** Begin **
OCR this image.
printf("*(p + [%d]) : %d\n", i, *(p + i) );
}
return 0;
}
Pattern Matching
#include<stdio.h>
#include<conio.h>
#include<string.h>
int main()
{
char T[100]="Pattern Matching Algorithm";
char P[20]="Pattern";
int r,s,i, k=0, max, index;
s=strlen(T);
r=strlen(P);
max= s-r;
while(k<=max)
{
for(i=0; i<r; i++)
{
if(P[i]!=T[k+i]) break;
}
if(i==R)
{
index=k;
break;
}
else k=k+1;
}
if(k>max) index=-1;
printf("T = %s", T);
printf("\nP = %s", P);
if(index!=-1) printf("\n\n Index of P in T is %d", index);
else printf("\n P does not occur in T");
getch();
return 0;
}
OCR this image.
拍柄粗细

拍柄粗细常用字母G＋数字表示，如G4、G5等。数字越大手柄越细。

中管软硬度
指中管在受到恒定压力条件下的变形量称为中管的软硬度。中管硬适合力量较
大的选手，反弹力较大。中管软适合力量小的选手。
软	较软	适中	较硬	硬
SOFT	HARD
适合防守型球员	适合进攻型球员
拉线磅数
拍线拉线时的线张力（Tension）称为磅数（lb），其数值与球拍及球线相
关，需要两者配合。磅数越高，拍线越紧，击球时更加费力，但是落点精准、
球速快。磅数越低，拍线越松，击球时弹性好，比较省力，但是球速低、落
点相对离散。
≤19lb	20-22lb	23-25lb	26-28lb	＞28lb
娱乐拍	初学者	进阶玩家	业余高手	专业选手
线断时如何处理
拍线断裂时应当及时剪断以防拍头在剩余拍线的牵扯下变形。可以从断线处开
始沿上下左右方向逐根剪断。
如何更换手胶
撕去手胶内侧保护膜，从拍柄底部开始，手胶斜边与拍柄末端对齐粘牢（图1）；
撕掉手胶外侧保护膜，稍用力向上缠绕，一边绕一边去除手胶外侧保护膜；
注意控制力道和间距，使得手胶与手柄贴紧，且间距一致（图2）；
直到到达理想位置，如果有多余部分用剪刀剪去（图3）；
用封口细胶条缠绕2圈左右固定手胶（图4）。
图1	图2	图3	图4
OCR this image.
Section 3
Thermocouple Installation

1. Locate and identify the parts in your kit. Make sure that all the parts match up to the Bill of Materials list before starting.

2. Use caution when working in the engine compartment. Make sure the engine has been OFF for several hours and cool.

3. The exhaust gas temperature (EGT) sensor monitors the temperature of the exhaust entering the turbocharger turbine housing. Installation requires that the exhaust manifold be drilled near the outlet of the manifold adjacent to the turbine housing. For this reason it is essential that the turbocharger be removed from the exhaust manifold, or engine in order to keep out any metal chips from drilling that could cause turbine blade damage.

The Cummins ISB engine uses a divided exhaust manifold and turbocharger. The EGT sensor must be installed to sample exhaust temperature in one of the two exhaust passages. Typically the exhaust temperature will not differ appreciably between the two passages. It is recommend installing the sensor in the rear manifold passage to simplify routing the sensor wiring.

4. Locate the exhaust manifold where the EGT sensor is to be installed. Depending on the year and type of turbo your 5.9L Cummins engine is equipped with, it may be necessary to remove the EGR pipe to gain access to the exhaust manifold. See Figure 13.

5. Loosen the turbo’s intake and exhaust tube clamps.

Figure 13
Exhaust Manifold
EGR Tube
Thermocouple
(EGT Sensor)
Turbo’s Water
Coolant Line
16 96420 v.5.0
** End **
*EXERCISE PROMPT*: Type the material above out again, exactly.

*EXPECTED OUTPUT*:
OCR this image.
printf("*(p + [%d]) : %d\n", i, *(p + i) );
}
return 0;
}
Pattern Matching
#include<stdio.h>
#include<conio.h>
#include<string.h>
int main()
{
char T[100]="Pattern Matching Algorithm";
char P[20]="Pattern";
int r,s,i, k=0, max, index;
s=strlen(T);
r=strlen(P);
max= s-r;
while(k<=max)
{
for(i=0; i<r; i++)
{
if(P[i]!=T[k+i]) break;
}
if(i==R)
{
index=k;
break;
}
else k=k+1;
}
if(k>max) index=-1;
printf("T = %s", T);
printf("\nP = %s", P);
if(index!=-1) printf("\n\n Index of P in T is %d", index);
else printf("\n P does not occur in T");
getch();
return 0;
}
OCR this image.
拍柄粗细

拍柄粗细常用字母G＋数字表示，如G4、G5等。数字越大手柄越细。

中管软硬度
指中管在受到恒定压力条件下的变形量称为中管的软硬度。中管硬适合力量较
大的选手，反弹力较大。中管软适合力量小的选手。
软	较软	适中	较硬	硬
SOFT	HARD
适合防守型球员	适合进攻型球员
拉线磅数
拍线拉线时的线张力（Tension）称为磅数（lb），其数值与球拍及球线相
关，需要两者配合。磅数越高，拍线越紧，击球时更加费力，但是落点精准、
球速快。磅数越低，拍线越松，击球时弹性好，比较省力，但是球速低、落
点相对离散。
≤19lb	20-22lb	23-25lb	26-28lb	＞28lb
娱乐拍	初学者	进阶玩家	业余高手	专业选手
线断时如何处理
拍线断裂时应当及时剪断以防拍头在剩余拍线的牵扯下变形。可以从断线处开
始沿上下左右方向逐根剪断。
如何更换手胶
撕去手胶内侧保护膜，从拍柄底部开始，手胶斜边与拍柄末端对齐粘牢（图1）；
撕掉手胶外侧保护膜，稍用力向上缠绕，一边绕一边去除手胶外侧保护膜；
注意控制力道和间距，使得手胶与手柄贴紧，且间距一致（图2）；
直到到达理想位置，如果有多余部分用剪刀剪去（图3）；
用封口细胶条缠绕2圈左右固定手胶（图4）。
图1	图2	图3	图4
OCR this image.
Section 3
Thermocouple Installation

1. Locate and identify the parts in your kit. Make sure that all the parts match up to the Bill of Materials list before starting.

2. Use caution when working in the engine compartment. Make sure the engine has been OFF for several hours and cool.

3. The exhaust gas temperature (EGT) sensor monitors the temperature of the exhaust entering the turbocharger turbine housing. Installation requires that the exhaust manifold be drilled near the outlet of the manifold adjacent to the turbine housing. For this reason it is essential that the turbocharger be removed from the exhaust manifold, or engine in order to keep out any metal chips from drilling that could cause turbine blade damage.

The Cummins ISB engine uses a divided exhaust manifold and turbocharger. The EGT sensor must be installed to sample exhaust temperature in one of the two exhaust passages. Typically the exhaust temperature will not differ appreciably between the two passages. It is recommend installing the sensor in the rear manifold passage to simplify routing the sensor wiring.

4. Locate the exhaust manifold where the EGT sensor is to be installed. Depending on the year and type of turbo your 5.9L Cummins engine is equipped with, it may be necessary to remove the EGR pipe to gain access to the exhaust manifold. See Figure 13.

5. Loosen the turbo’s intake and exhaust tube clamps.

Figure 13
Exhaust Manifold
EGR Tube
Thermocouple
(EGT Sensor)
Turbo’s Water
Coolant Line
16 96420 v.5.0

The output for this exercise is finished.